··· Records provided ···

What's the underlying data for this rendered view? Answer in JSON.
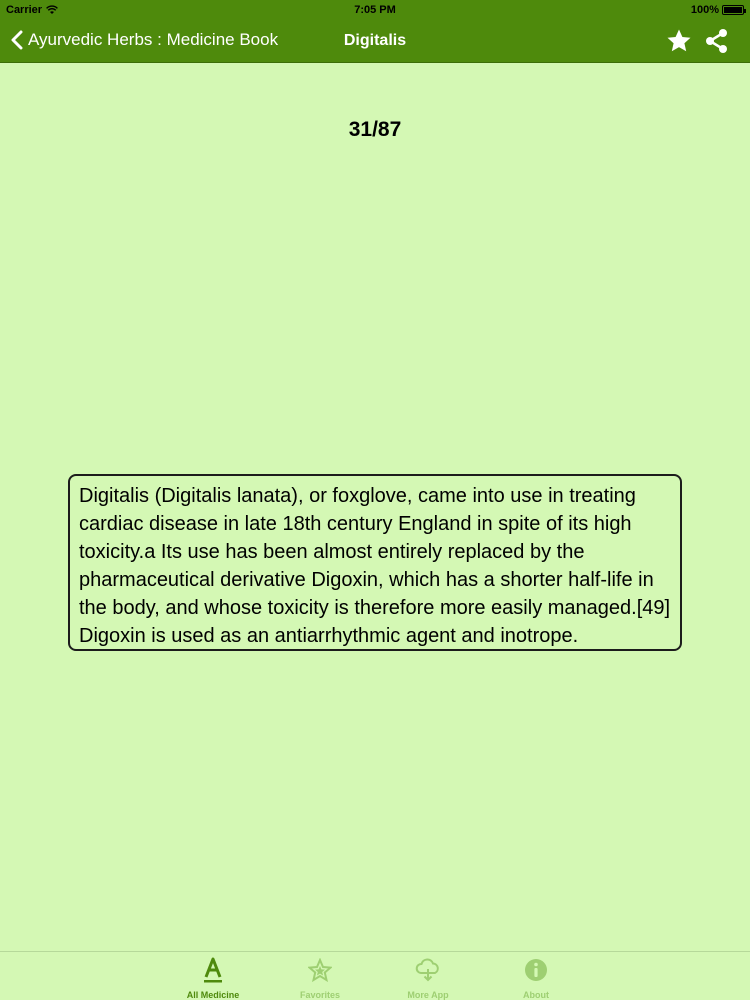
{
  "status_bar": {
    "carrier": "Carrier",
    "time": "7:05 PM",
    "battery": "100%"
  },
  "nav": {
    "back_label": "Ayurvedic Herbs : Medicine Book",
    "title": "Digitalis",
    "favorite_icon": "star-icon",
    "share_icon": "share-icon"
  },
  "page": {
    "counter": "31/87"
  },
  "content": {
    "text": "Digitalis (Digitalis lanata), or foxglove, came into use in treating cardiac disease in late 18th century England in spite of its high toxicity.a Its use has been almost entirely replaced by the pharmaceutical derivative Digoxin, which has a shorter half-life in the body, and whose toxicity is therefore more easily managed.[49] Digoxin is used as an antiarrhythmic agent and inotrope."
  },
  "tabs": [
    {
      "label": "All Medicine",
      "icon": "letter-a-icon",
      "active": true
    },
    {
      "label": "Favorites",
      "icon": "star-outline-icon",
      "active": false
    },
    {
      "label": "More App",
      "icon": "cloud-download-icon",
      "active": false
    },
    {
      "label": "About",
      "icon": "info-icon",
      "active": false
    }
  ],
  "colors": {
    "accent": "#4e8a0c",
    "background": "#d4f8b4",
    "tab_active": "#4e8a0c",
    "tab_inactive": "#9ecf72"
  }
}
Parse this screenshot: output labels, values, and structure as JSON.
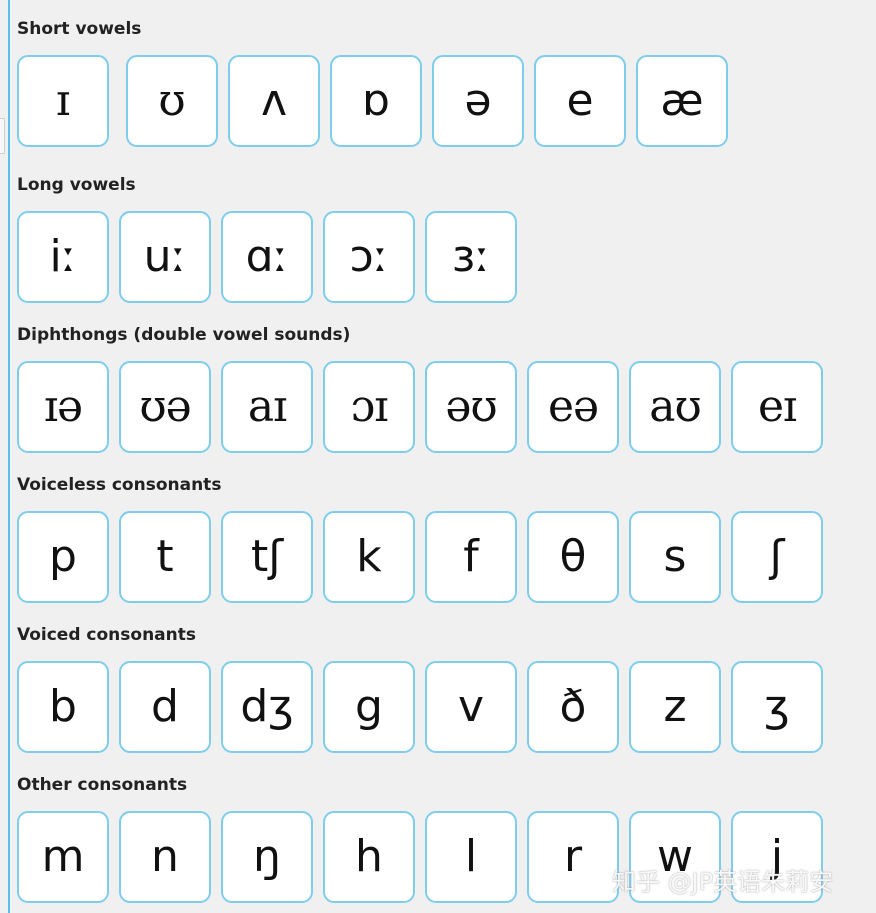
{
  "sections": [
    {
      "title": "Short vowels",
      "symbols": [
        "ɪ",
        "ʊ",
        "ʌ",
        "ɒ",
        "ə",
        "e",
        "æ"
      ]
    },
    {
      "title": "Long vowels",
      "symbols": [
        "iː",
        "uː",
        "ɑː",
        "ɔː",
        "ɜː"
      ]
    },
    {
      "title": "Diphthongs (double vowel sounds)",
      "symbols": [
        "ɪə",
        "ʊə",
        "aɪ",
        "ɔɪ",
        "əʊ",
        "eə",
        "aʊ",
        "eɪ"
      ]
    },
    {
      "title": "Voiceless consonants",
      "symbols": [
        "p",
        "t",
        "tʃ",
        "k",
        "f",
        "θ",
        "s",
        "ʃ"
      ]
    },
    {
      "title": "Voiced consonants",
      "symbols": [
        "b",
        "d",
        "dʒ",
        "g",
        "v",
        "ð",
        "z",
        "ʒ"
      ]
    },
    {
      "title": "Other consonants",
      "symbols": [
        "m",
        "n",
        "ŋ",
        "h",
        "l",
        "r",
        "w",
        "j"
      ]
    }
  ],
  "watermark": "知乎 @JP英语朱莉安",
  "colors": {
    "background": "#f0f0f0",
    "tile_border": "#7fcdec",
    "left_rule": "#5cbde6",
    "tile_fill": "#ffffff",
    "text": "#111111"
  }
}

···

Problem details =>
Copy out every line of the listing that contains the string "text".

Answer to the exercise =>
    "text": "Digitalis (Digitalis lanata), or foxglove, came into use in treating cardiac disease in late 18th century England in spite of its high toxicity.a Its use has been almost entirely replaced by the pharmaceutical derivative Digoxin, which has a shorter half-life in the body, and whose toxicity is therefore more easily managed.[49] Digoxin is used as an antiarrhythmic agent and inotrope."
    "text": "#111111"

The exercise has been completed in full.